→ **TASK DIRECTIONS**: Count the lines below that include the word "screenshot" and write that number alone.

→ **RECORD EXTRACTS**:
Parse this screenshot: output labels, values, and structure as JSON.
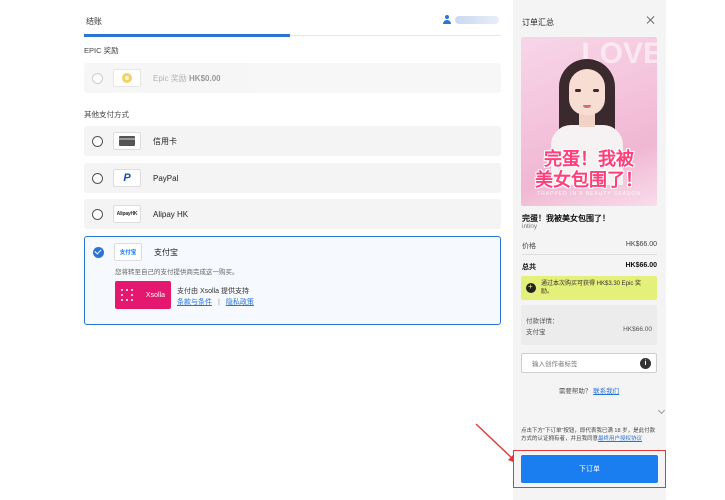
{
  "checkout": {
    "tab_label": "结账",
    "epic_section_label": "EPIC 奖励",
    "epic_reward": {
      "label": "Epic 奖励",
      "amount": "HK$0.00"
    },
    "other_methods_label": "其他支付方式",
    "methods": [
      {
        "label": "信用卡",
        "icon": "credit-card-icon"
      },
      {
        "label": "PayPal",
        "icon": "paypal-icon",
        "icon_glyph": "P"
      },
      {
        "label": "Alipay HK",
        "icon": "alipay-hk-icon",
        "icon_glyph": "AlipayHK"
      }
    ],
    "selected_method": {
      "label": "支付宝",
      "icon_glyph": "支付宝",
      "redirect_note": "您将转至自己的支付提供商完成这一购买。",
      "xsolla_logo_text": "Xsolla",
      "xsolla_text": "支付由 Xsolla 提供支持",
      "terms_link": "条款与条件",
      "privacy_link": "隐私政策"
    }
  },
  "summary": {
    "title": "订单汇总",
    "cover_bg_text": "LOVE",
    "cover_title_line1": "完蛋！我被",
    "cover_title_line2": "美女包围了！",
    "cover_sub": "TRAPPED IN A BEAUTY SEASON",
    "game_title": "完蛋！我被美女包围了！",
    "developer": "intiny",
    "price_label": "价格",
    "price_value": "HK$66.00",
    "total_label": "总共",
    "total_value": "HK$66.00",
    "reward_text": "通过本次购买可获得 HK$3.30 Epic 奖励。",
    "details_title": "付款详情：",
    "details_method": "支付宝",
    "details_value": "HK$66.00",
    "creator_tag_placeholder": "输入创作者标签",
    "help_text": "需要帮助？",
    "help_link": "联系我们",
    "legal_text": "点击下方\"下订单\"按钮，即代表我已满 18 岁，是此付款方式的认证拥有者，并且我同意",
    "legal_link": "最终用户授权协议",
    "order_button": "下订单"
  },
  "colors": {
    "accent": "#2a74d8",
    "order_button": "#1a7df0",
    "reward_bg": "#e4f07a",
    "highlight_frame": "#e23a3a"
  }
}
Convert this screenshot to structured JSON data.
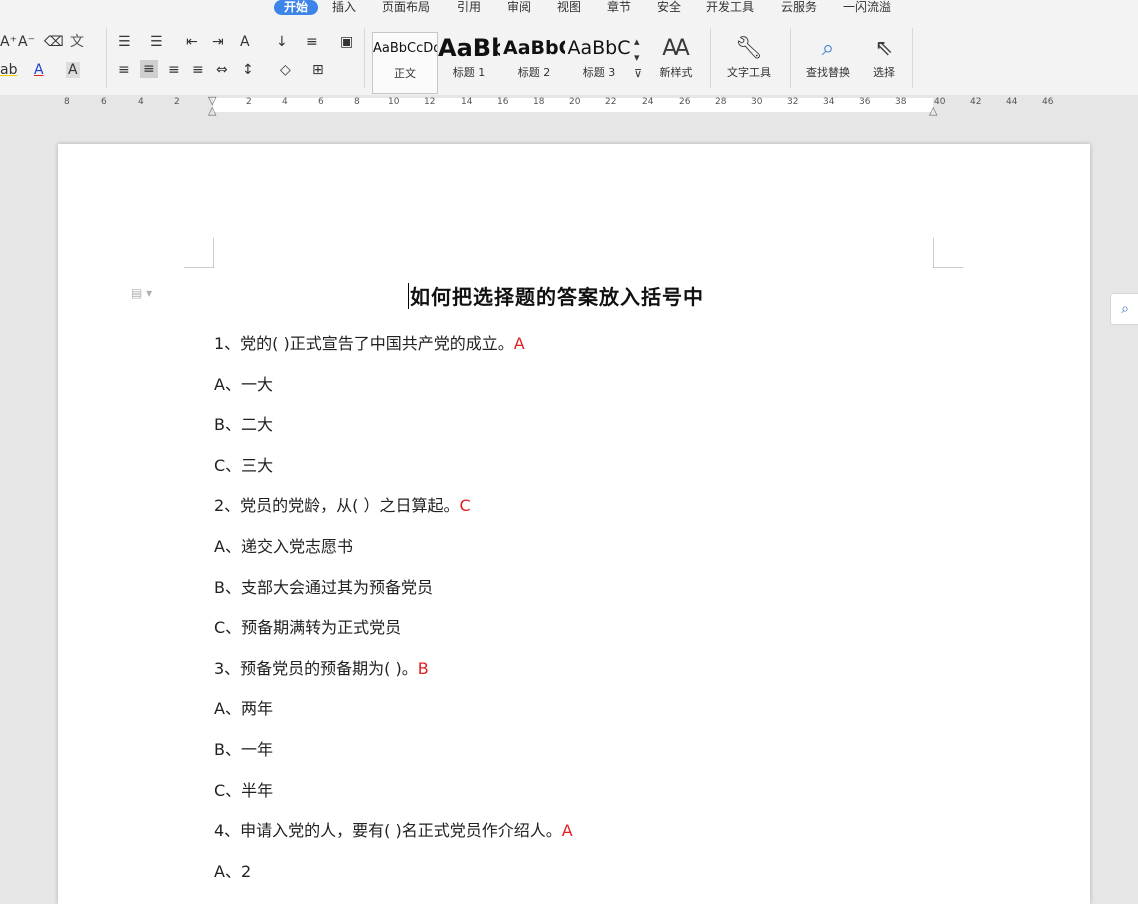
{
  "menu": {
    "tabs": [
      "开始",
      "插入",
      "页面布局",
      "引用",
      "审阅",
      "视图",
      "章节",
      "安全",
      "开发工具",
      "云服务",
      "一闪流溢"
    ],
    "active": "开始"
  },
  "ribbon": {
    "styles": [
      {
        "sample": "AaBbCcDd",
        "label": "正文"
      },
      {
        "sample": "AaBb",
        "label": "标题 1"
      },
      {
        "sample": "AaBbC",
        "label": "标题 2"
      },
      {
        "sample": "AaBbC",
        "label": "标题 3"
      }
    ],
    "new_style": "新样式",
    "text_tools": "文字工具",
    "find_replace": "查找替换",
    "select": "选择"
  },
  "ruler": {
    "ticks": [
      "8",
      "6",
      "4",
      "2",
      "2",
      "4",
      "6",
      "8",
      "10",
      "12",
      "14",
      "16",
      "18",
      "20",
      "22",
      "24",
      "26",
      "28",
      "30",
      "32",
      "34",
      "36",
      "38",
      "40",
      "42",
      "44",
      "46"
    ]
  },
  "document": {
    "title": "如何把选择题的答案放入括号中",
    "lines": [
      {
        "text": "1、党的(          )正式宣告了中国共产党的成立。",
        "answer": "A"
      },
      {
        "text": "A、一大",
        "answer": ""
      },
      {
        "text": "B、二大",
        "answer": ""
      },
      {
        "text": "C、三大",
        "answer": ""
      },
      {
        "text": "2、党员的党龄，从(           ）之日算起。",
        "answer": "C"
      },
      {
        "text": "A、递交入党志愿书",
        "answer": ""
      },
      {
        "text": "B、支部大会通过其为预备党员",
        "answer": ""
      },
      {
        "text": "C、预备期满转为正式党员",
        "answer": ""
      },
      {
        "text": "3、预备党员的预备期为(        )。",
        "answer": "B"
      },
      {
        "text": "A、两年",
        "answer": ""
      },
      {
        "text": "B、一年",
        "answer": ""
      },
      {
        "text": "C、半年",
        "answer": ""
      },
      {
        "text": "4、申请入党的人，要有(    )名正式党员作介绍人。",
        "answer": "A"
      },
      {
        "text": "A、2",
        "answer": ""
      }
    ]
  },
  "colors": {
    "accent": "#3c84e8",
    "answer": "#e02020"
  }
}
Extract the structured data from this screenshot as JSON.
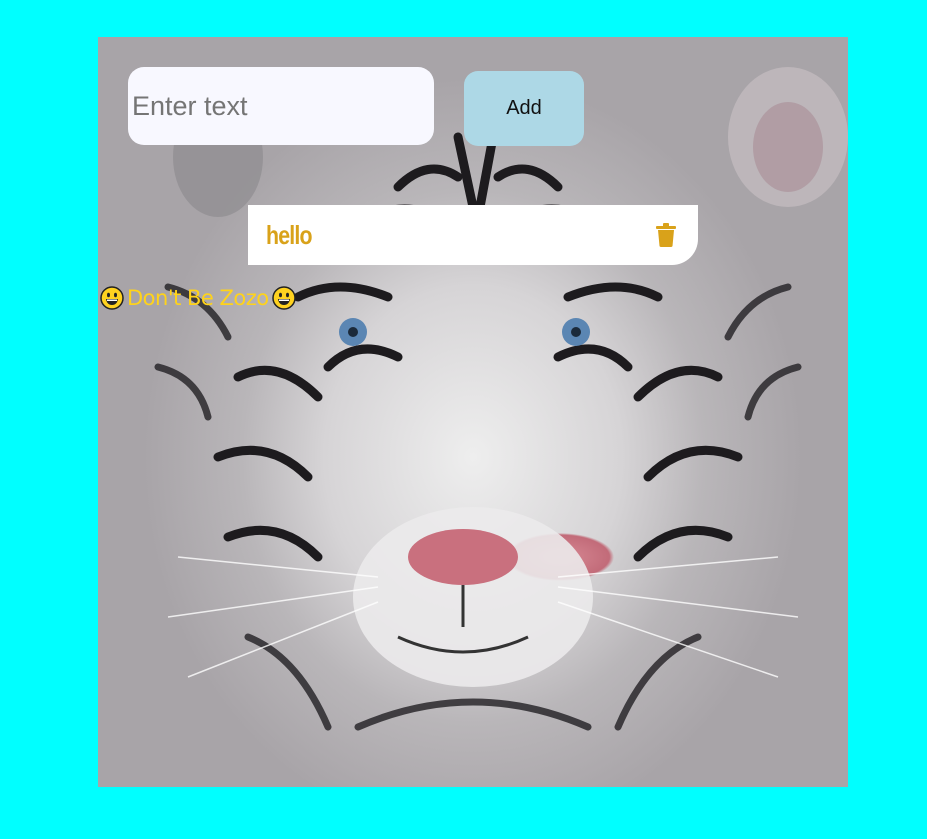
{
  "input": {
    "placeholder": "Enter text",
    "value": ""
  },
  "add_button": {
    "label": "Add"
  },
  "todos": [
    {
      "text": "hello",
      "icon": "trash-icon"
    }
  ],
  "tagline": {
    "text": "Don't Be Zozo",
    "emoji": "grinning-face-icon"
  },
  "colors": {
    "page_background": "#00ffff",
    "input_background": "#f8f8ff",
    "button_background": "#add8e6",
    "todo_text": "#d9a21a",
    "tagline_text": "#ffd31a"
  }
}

→ **RESPONSE TO THE TASK**: 3